#### [What the task asks]
Find how many lines contain "shall" and state only that number.

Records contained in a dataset
-=-=-
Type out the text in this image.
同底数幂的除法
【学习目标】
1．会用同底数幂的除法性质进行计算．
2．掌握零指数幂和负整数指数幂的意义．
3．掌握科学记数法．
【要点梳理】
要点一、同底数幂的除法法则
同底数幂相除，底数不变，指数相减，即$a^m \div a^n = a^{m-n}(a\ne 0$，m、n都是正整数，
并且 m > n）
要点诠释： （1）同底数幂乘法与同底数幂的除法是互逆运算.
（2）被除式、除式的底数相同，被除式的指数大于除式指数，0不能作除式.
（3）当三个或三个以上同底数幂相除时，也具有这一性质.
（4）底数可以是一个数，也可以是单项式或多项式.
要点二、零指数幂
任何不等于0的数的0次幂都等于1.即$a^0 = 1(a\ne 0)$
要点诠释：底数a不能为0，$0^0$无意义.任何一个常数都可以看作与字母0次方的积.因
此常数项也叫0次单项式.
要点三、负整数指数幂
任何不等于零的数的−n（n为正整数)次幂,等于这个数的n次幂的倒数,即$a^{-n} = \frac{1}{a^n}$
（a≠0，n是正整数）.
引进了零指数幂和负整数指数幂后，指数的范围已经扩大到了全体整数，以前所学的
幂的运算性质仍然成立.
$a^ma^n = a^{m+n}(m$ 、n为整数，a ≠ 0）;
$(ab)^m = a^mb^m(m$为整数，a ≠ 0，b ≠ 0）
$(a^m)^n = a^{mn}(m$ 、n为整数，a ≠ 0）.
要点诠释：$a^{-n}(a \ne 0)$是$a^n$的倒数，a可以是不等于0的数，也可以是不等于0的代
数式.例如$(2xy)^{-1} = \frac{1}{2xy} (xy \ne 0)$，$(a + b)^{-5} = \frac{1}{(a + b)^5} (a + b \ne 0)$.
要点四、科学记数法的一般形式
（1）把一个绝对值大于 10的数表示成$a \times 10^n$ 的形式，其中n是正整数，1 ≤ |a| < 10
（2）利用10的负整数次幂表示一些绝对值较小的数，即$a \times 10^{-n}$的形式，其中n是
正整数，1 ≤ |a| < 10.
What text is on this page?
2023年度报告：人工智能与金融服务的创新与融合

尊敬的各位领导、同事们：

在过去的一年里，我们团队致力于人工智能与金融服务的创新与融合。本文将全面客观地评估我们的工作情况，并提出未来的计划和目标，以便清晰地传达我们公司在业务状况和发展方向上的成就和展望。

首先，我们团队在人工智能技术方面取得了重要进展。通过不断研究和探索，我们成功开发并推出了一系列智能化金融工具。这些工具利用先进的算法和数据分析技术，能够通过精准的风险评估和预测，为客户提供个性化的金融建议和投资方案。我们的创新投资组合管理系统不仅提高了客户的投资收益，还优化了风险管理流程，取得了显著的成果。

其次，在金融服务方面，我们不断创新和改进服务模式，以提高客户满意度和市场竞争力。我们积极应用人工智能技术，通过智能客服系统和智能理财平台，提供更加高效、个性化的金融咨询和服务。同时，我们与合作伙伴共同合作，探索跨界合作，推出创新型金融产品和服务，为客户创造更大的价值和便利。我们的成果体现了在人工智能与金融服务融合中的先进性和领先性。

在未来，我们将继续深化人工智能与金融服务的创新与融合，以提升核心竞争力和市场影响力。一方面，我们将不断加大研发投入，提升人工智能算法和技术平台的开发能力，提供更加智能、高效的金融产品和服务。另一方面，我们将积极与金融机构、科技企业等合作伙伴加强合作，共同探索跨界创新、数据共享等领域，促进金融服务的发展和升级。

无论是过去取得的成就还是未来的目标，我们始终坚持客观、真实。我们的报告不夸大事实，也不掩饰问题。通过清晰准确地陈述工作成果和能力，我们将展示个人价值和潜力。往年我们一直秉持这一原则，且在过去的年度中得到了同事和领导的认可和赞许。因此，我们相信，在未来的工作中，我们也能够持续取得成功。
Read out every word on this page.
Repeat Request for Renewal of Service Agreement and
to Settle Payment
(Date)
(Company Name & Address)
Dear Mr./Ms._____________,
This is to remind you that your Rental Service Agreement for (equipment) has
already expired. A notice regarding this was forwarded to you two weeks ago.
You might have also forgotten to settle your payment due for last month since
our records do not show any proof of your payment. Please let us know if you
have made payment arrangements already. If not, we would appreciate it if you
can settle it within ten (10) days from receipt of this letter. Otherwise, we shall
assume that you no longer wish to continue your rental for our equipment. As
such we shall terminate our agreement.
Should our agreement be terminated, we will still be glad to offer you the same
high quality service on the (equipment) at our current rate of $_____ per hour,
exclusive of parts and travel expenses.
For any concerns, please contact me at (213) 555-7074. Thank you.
-=-=-
#### [Response to the exercise]
2